** start **
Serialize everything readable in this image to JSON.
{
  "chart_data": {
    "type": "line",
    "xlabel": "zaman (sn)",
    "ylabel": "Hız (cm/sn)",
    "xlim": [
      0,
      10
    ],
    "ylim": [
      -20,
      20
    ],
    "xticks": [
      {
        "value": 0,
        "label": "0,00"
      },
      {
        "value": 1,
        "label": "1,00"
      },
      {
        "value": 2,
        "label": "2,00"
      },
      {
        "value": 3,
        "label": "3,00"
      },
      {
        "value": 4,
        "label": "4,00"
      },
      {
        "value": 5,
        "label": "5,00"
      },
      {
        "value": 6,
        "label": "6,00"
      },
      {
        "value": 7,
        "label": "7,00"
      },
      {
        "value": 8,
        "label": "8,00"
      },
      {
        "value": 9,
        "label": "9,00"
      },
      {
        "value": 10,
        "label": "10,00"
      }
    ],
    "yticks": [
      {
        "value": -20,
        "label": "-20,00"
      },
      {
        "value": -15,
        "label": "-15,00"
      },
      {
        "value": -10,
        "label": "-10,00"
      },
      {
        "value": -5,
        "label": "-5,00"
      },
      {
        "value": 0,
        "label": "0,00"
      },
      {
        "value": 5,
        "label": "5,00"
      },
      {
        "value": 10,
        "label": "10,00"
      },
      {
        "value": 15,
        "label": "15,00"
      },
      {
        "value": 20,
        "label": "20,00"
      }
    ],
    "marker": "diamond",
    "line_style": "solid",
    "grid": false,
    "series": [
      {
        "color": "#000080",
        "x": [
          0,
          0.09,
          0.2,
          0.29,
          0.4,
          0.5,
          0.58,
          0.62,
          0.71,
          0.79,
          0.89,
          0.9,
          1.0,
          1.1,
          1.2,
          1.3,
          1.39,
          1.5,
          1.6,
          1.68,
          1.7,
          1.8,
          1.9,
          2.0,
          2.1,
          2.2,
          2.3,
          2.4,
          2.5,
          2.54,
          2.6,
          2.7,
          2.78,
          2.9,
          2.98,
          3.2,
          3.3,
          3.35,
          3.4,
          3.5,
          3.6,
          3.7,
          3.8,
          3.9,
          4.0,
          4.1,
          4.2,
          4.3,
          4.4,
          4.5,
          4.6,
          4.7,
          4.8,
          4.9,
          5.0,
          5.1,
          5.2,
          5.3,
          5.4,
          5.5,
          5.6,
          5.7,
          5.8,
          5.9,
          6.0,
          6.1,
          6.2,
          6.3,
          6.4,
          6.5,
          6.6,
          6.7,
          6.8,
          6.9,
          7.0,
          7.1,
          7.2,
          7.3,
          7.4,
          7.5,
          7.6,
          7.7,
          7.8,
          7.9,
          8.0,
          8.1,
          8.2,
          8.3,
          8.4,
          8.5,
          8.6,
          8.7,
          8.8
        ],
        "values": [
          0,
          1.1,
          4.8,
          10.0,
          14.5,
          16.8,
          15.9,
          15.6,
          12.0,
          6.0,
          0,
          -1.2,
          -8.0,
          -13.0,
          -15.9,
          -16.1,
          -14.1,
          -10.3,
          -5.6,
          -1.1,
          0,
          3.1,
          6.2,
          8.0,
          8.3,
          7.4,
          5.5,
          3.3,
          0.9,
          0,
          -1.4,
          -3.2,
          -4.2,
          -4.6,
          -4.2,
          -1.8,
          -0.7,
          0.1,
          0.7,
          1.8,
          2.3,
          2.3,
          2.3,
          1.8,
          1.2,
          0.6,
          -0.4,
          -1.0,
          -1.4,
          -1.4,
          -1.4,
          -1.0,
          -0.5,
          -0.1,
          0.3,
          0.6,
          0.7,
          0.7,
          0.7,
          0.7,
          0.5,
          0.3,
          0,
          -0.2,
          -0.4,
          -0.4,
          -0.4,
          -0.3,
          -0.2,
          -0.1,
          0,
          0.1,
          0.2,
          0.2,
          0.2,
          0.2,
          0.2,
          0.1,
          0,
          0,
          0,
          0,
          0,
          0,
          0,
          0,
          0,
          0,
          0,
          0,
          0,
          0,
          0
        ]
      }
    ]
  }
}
** end **
Extract the full set of entries word for word.

Serialize everything readable in this image to JSON.
{
  "chart_data": {
    "type": "line",
    "xlabel": "zaman (sn)",
    "ylabel": "Hız (cm/sn)",
    "xlim": [
      0,
      10
    ],
    "ylim": [
      -20,
      20
    ],
    "xticks": [
      {
        "value": 0,
        "label": "0,00"
      },
      {
        "value": 1,
        "label": "1,00"
      },
      {
        "value": 2,
        "label": "2,00"
      },
      {
        "value": 3,
        "label": "3,00"
      },
      {
        "value": 4,
        "label": "4,00"
      },
      {
        "value": 5,
        "label": "5,00"
      },
      {
        "value": 6,
        "label": "6,00"
      },
      {
        "value": 7,
        "label": "7,00"
      },
      {
        "value": 8,
        "label": "8,00"
      },
      {
        "value": 9,
        "label": "9,00"
      },
      {
        "value": 10,
        "label": "10,00"
      }
    ],
    "yticks": [
      {
        "value": -20,
        "label": "-20,00"
      },
      {
        "value": -15,
        "label": "-15,00"
      },
      {
        "value": -10,
        "label": "-10,00"
      },
      {
        "value": -5,
        "label": "-5,00"
      },
      {
        "value": 0,
        "label": "0,00"
      },
      {
        "value": 5,
        "label": "5,00"
      },
      {
        "value": 10,
        "label": "10,00"
      },
      {
        "value": 15,
        "label": "15,00"
      },
      {
        "value": 20,
        "label": "20,00"
      }
    ],
    "marker": "diamond",
    "line_style": "solid",
    "grid": false,
    "series": [
      {
        "color": "#000080",
        "x": [
          0,
          0.09,
          0.2,
          0.29,
          0.4,
          0.5,
          0.58,
          0.62,
          0.71,
          0.79,
          0.89,
          0.9,
          1.0,
          1.1,
          1.2,
          1.3,
          1.39,
          1.5,
          1.6,
          1.68,
          1.7,
          1.8,
          1.9,
          2.0,
          2.1,
          2.2,
          2.3,
          2.4,
          2.5,
          2.54,
          2.6,
          2.7,
          2.78,
          2.9,
          2.98,
          3.2,
          3.3,
          3.35,
          3.4,
          3.5,
          3.6,
          3.7,
          3.8,
          3.9,
          4.0,
          4.1,
          4.2,
          4.3,
          4.4,
          4.5,
          4.6,
          4.7,
          4.8,
          4.9,
          5.0,
          5.1,
          5.2,
          5.3,
          5.4,
          5.5,
          5.6,
          5.7,
          5.8,
          5.9,
          6.0,
          6.1,
          6.2,
          6.3,
          6.4,
          6.5,
          6.6,
          6.7,
          6.8,
          6.9,
          7.0,
          7.1,
          7.2,
          7.3,
          7.4,
          7.5,
          7.6,
          7.7,
          7.8,
          7.9,
          8.0,
          8.1,
          8.2,
          8.3,
          8.4,
          8.5,
          8.6,
          8.7,
          8.8
        ],
        "values": [
          0,
          1.1,
          4.8,
          10.0,
          14.5,
          16.8,
          15.9,
          15.6,
          12.0,
          6.0,
          0,
          -1.2,
          -8.0,
          -13.0,
          -15.9,
          -16.1,
          -14.1,
          -10.3,
          -5.6,
          -1.1,
          0,
          3.1,
          6.2,
          8.0,
          8.3,
          7.4,
          5.5,
          3.3,
          0.9,
          0,
          -1.4,
          -3.2,
          -4.2,
          -4.6,
          -4.2,
          -1.8,
          -0.7,
          0.1,
          0.7,
          1.8,
          2.3,
          2.3,
          2.3,
          1.8,
          1.2,
          0.6,
          -0.4,
          -1.0,
          -1.4,
          -1.4,
          -1.4,
          -1.0,
          -0.5,
          -0.1,
          0.3,
          0.6,
          0.7,
          0.7,
          0.7,
          0.7,
          0.5,
          0.3,
          0,
          -0.2,
          -0.4,
          -0.4,
          -0.4,
          -0.3,
          -0.2,
          -0.1,
          0,
          0.1,
          0.2,
          0.2,
          0.2,
          0.2,
          0.2,
          0.1,
          0,
          0,
          0,
          0,
          0,
          0,
          0,
          0,
          0,
          0,
          0,
          0,
          0,
          0,
          0
        ]
      }
    ]
  }
}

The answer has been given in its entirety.